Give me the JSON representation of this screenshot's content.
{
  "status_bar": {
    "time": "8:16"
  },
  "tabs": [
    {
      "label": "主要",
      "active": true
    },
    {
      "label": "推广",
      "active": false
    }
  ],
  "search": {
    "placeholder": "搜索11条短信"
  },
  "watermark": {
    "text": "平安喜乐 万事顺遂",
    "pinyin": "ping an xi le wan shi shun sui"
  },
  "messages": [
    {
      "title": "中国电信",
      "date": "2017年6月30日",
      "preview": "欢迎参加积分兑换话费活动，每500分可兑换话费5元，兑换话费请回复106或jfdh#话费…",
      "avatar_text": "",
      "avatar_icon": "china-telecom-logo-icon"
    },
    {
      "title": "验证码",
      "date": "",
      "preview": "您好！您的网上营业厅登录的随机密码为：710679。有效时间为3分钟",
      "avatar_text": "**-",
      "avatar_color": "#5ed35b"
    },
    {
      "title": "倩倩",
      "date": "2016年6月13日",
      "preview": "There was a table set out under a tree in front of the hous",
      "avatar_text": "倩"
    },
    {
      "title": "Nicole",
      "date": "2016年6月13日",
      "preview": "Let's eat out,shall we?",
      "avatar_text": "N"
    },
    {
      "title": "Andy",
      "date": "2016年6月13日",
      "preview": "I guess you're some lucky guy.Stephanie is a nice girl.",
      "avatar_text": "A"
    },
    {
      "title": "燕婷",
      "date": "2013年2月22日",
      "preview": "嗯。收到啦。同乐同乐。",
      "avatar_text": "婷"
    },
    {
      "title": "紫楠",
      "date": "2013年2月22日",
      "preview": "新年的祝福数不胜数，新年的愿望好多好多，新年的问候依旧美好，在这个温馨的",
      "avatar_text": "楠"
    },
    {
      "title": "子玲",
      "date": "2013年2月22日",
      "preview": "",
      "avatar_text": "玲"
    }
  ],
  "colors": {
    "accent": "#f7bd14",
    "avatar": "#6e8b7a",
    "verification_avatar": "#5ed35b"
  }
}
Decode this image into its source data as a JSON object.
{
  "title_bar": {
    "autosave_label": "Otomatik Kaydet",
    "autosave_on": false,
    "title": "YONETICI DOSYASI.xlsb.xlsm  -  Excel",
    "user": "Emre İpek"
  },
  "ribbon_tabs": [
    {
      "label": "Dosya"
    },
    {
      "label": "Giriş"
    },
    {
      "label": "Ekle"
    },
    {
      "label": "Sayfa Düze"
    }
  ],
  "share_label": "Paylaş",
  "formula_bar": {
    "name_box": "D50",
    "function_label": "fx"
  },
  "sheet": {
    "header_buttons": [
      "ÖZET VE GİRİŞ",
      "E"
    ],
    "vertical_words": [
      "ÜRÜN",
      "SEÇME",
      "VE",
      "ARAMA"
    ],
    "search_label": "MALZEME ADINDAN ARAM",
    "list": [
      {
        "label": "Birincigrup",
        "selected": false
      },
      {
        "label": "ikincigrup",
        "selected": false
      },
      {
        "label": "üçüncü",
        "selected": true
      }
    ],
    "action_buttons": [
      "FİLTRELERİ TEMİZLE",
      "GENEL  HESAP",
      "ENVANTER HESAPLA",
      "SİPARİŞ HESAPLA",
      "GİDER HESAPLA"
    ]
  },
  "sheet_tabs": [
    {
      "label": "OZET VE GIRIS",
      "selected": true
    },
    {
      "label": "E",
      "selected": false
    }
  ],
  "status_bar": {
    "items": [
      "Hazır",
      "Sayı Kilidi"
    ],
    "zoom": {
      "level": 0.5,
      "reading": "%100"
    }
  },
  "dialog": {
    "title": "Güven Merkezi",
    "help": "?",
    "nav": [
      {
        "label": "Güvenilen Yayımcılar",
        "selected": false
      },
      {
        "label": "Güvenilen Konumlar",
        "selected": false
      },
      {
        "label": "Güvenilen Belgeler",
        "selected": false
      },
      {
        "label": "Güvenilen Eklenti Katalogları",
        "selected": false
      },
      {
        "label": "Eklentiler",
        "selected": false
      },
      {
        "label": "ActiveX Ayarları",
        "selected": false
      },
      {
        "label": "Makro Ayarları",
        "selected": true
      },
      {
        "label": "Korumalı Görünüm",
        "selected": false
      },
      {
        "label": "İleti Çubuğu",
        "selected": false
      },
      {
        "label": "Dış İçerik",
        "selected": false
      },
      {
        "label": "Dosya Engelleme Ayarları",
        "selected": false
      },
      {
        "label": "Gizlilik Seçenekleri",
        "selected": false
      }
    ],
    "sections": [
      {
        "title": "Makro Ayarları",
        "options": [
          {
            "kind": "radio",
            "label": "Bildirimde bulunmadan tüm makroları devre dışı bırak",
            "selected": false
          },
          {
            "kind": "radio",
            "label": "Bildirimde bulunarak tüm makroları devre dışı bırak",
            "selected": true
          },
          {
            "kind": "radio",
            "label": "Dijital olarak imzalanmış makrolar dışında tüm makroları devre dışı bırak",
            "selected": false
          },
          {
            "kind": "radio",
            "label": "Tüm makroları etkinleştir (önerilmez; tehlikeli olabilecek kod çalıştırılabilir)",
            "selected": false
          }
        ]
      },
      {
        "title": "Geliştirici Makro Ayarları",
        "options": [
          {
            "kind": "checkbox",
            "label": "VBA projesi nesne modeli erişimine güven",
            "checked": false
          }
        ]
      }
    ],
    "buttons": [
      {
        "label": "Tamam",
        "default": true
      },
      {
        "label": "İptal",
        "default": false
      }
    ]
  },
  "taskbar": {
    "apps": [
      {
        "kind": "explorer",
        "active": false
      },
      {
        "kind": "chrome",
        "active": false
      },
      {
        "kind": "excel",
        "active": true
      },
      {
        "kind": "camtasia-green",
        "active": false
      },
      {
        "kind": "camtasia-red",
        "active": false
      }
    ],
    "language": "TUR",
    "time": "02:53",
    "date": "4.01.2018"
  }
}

-------

• Exercise
Write out every line of the preceding listing that contains "devre".

• Solution to the exercise
            "label": "Bildirimde bulunmadan tüm makroları devre dışı bırak",
            "label": "Bildirimde bulunarak tüm makroları devre dışı bırak",
            "label": "Dijital olarak imzalanmış makrolar dışında tüm makroları devre dışı bırak",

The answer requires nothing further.